--- Start ---
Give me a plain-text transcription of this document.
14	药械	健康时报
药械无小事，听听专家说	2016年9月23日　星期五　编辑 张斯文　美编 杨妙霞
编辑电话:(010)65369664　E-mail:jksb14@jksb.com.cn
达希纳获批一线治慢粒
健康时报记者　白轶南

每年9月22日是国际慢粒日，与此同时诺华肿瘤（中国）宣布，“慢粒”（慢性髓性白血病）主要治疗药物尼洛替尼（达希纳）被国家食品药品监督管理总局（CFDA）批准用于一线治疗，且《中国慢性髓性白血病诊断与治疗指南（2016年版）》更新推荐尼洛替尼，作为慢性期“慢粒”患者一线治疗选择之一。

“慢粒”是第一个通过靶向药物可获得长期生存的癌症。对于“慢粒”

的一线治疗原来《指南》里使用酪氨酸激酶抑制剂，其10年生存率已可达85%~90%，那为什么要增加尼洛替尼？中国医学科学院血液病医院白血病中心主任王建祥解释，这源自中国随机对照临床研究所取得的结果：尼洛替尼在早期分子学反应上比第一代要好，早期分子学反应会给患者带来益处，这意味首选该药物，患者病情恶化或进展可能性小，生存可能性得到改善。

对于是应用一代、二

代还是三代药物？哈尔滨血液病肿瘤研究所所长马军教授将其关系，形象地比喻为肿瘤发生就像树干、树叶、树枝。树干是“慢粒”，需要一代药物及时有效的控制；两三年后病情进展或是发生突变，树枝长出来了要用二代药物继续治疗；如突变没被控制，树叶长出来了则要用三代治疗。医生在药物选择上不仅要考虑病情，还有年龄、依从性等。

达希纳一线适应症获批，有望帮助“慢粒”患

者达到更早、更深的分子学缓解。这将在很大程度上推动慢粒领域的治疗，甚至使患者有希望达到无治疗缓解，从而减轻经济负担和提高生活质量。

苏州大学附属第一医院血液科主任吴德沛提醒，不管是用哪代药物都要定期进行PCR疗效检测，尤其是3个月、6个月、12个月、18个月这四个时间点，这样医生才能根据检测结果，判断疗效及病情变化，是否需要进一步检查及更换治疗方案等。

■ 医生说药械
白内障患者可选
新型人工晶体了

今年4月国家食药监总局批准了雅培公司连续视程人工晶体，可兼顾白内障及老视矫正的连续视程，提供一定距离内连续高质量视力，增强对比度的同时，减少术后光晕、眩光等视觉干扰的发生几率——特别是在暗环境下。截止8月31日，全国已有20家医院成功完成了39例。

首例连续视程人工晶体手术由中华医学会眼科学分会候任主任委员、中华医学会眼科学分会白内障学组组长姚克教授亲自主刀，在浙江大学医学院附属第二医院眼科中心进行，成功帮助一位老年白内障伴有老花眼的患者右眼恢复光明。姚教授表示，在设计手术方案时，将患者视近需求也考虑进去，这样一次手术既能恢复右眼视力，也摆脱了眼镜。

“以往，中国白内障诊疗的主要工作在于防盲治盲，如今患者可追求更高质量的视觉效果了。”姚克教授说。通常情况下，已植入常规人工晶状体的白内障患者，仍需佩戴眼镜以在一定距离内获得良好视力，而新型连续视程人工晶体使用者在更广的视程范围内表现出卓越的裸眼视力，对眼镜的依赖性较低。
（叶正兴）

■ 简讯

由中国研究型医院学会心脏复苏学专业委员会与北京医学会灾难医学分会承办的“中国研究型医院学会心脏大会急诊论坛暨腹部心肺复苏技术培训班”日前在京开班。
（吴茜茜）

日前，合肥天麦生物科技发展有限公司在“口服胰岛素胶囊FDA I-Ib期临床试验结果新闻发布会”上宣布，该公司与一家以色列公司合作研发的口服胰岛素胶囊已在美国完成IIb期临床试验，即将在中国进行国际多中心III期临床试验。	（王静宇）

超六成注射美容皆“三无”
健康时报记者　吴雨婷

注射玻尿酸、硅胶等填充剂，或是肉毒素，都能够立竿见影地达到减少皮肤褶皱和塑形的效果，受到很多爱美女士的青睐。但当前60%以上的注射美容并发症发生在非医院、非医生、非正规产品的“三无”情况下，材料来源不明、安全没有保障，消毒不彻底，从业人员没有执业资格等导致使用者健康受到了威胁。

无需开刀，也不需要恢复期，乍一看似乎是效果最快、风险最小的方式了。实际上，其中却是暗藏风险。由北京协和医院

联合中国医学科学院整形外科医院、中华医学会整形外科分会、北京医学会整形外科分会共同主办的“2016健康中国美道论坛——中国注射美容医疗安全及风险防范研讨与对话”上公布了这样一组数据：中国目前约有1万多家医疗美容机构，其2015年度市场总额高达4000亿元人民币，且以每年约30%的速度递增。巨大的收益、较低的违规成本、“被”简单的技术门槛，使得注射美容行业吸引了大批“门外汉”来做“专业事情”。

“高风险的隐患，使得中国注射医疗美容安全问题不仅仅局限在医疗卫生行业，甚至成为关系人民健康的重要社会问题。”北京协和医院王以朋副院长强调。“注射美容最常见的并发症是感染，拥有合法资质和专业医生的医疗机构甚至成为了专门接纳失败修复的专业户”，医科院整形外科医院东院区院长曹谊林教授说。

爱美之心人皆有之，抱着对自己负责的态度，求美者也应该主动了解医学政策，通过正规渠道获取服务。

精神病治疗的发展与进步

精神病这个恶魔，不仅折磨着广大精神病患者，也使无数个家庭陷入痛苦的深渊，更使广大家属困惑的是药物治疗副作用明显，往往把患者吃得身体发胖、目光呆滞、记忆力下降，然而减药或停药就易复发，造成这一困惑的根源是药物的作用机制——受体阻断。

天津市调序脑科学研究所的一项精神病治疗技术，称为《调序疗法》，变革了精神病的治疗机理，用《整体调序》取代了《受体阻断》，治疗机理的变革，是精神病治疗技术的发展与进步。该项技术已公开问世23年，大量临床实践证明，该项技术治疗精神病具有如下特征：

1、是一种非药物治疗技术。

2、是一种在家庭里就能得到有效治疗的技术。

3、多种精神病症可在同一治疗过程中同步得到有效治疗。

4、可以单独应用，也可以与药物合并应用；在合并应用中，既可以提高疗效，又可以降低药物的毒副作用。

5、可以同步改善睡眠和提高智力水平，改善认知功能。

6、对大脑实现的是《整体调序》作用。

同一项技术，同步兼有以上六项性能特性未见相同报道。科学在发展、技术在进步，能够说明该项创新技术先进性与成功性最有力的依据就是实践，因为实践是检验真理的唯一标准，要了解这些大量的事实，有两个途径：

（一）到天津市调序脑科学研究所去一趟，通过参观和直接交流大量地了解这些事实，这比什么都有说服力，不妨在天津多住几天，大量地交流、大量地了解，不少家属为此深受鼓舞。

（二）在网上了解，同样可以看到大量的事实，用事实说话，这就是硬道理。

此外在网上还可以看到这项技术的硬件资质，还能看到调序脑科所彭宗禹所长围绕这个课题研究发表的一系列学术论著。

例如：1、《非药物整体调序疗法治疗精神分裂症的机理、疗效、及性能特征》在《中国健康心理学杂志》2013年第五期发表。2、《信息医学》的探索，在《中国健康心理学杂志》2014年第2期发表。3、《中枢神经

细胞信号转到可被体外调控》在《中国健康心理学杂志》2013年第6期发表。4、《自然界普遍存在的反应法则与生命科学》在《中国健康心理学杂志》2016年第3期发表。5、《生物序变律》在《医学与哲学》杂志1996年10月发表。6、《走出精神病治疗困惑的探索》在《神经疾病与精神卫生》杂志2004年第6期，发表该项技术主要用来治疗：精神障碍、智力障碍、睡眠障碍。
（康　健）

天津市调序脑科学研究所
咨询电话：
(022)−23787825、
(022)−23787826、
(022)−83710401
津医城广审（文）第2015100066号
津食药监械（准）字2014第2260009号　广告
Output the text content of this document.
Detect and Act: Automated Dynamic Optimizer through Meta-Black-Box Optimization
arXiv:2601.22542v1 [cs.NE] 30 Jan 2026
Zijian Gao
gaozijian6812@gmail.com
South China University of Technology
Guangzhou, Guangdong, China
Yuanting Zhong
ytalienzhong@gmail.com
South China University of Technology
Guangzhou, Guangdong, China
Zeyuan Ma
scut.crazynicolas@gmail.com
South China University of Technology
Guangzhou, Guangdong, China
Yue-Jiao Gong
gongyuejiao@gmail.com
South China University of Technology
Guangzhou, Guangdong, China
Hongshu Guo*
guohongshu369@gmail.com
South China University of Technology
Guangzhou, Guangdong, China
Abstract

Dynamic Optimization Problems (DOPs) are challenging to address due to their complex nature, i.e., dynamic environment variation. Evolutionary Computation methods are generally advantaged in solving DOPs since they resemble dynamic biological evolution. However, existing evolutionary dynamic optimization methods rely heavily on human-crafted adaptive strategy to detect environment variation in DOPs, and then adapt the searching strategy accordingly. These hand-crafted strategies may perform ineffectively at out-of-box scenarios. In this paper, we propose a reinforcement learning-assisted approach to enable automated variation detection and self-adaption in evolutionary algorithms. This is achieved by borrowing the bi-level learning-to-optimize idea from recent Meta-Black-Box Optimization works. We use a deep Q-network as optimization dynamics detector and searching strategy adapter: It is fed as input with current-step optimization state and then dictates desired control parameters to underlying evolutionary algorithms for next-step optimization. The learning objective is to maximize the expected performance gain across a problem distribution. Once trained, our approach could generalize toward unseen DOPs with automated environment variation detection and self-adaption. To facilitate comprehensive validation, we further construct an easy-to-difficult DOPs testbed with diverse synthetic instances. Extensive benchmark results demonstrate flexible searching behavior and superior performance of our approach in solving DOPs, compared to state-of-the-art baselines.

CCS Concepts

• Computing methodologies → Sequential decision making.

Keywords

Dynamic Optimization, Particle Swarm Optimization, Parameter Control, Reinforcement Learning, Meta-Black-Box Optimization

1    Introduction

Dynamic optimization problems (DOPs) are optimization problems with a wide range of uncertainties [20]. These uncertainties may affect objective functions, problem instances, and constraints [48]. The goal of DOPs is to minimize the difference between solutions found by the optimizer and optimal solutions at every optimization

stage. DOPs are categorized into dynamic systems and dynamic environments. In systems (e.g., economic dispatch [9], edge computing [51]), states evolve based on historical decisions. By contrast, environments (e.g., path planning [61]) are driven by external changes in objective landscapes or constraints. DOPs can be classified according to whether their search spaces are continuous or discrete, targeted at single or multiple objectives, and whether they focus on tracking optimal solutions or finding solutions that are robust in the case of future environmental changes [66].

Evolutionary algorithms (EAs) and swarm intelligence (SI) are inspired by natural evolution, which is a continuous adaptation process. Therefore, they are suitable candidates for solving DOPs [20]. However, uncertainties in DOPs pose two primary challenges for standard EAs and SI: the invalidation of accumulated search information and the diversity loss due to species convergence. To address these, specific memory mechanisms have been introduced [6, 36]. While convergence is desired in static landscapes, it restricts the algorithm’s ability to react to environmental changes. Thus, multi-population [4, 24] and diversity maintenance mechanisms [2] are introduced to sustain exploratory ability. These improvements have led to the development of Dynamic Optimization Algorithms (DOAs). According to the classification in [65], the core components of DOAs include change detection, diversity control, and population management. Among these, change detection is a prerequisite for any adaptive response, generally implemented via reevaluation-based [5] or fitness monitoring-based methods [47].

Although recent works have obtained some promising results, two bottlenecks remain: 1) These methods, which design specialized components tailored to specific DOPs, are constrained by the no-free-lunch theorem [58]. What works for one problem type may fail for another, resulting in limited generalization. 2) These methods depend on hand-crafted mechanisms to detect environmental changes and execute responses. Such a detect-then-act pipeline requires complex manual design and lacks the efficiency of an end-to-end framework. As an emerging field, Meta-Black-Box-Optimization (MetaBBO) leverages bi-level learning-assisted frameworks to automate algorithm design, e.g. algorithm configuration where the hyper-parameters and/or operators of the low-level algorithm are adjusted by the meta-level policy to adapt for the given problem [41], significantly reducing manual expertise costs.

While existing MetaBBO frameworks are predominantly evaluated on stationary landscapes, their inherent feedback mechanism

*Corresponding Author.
--- End ---
Check each line above for the string "document" and show the ones that have it.

Give me a plain-text transcription of this document.
Output the text content of this document.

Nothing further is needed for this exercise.